== Dataset entries

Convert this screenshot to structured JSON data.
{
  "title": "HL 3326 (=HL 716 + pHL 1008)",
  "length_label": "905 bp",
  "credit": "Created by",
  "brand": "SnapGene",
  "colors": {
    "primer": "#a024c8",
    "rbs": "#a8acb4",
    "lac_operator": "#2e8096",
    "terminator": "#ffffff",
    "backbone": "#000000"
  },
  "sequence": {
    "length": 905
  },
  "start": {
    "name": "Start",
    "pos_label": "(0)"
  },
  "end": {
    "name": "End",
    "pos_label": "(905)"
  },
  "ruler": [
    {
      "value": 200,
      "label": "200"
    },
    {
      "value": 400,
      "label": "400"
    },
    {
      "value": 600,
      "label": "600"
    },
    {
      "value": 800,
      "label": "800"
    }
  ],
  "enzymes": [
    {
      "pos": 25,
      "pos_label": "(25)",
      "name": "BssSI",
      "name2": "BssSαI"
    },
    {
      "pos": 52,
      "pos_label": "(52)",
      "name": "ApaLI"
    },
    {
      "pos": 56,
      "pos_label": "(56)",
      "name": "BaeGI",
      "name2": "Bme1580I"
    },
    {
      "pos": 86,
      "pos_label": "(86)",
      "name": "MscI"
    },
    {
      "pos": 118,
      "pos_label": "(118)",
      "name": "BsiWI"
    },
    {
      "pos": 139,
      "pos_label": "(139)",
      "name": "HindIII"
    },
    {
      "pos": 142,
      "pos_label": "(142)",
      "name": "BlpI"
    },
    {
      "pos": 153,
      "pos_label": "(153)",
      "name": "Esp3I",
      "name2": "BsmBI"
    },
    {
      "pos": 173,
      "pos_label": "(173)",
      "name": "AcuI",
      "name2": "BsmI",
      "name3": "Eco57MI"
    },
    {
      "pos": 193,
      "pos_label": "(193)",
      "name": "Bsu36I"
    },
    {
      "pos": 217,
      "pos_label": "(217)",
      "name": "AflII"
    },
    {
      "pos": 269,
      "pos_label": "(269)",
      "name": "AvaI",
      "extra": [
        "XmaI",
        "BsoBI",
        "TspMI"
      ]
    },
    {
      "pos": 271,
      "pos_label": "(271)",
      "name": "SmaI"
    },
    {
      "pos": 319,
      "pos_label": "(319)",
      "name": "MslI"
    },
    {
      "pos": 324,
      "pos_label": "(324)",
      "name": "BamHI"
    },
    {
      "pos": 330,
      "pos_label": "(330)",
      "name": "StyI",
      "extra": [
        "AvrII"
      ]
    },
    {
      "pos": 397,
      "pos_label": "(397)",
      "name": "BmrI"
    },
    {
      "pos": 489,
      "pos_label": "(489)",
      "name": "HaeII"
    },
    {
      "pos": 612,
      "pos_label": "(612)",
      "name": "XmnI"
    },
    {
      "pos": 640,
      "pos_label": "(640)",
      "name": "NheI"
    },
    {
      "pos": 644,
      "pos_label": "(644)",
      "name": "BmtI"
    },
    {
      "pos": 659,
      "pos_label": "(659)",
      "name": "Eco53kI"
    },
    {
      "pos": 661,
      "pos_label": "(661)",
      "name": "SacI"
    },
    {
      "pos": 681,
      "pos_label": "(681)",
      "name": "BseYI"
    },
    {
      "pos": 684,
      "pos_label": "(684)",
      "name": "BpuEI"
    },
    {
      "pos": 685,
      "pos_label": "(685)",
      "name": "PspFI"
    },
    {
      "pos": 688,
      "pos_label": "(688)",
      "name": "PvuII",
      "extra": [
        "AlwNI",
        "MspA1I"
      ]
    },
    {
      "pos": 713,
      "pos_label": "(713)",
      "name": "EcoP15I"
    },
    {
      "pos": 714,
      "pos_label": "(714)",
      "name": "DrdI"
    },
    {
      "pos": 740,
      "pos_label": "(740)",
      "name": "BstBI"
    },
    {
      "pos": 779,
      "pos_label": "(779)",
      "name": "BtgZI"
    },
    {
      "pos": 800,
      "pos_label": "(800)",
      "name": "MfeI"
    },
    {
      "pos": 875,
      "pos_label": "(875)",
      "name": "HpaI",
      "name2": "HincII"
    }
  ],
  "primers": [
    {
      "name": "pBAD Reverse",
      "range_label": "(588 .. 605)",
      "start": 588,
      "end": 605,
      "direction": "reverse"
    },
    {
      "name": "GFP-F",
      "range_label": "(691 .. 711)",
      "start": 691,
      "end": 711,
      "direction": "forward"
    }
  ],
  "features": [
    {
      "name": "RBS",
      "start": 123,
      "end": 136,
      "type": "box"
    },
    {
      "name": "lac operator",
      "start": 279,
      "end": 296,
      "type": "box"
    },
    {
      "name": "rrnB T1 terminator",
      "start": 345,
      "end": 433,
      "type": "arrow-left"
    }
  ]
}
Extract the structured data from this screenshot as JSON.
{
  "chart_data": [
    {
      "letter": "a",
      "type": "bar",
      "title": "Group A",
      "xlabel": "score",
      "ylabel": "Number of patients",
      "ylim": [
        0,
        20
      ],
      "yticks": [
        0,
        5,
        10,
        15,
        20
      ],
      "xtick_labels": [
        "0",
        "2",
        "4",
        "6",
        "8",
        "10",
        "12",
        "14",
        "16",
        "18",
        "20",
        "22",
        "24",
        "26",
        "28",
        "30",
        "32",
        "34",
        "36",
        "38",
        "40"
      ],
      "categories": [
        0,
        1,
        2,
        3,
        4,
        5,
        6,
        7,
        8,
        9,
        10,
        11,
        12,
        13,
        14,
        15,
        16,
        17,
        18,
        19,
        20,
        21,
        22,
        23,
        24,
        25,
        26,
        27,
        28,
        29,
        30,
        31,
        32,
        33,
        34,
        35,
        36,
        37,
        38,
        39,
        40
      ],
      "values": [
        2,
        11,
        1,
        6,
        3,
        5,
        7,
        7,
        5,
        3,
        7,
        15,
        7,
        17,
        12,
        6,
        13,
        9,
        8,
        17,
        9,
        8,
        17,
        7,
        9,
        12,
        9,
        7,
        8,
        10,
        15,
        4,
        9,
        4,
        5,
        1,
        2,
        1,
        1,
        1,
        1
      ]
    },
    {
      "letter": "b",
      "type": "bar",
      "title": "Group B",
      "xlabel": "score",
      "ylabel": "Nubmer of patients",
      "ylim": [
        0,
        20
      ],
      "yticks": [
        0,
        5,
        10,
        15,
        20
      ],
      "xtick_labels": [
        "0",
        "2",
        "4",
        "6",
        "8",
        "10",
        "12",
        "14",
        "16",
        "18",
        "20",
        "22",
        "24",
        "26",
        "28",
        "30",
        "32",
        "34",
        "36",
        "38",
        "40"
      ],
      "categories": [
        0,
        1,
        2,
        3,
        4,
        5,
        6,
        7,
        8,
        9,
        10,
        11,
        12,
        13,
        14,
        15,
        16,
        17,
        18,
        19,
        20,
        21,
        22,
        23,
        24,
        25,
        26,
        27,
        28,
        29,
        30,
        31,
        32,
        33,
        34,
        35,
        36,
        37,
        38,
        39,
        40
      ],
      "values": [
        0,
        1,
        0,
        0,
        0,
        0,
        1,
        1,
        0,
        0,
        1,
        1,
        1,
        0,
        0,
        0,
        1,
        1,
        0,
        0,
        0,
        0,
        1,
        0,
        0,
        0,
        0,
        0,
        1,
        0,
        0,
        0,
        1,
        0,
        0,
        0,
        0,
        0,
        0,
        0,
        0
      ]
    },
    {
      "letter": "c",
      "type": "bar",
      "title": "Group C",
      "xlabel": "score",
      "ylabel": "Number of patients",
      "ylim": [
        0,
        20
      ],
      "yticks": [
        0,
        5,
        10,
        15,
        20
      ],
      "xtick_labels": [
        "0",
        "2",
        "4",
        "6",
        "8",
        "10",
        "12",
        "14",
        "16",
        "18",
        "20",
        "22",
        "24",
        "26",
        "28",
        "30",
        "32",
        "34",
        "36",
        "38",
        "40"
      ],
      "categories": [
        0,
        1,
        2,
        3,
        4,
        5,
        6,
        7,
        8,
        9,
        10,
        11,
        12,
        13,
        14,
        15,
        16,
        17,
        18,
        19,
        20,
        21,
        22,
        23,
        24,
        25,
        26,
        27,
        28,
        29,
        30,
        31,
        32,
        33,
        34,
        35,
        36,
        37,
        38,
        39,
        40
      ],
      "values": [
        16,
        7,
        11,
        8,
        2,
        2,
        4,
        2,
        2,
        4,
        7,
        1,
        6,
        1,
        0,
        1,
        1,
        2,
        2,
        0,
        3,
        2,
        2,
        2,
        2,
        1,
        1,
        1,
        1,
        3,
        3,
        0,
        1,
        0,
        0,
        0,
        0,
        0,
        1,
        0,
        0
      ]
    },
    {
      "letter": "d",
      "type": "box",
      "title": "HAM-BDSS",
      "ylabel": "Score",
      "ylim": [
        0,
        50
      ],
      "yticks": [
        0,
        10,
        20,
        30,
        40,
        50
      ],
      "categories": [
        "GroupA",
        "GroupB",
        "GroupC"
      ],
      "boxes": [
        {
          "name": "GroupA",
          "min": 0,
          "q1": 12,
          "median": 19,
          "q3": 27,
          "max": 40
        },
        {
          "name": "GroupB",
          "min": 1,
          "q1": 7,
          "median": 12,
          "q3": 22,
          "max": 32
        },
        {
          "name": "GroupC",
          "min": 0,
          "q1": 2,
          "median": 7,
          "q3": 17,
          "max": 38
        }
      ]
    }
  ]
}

====

▶ [Task directions]: Throughout the material above, find lines holding the word "title", then copy them.

▶ [Result]:
  "title": "HL 3326 (=HL 716 + pHL 1008)",
      "title": "Group A",
      "title": "Group B",
      "title": "Group C",
      "title": "HAM-BDSS",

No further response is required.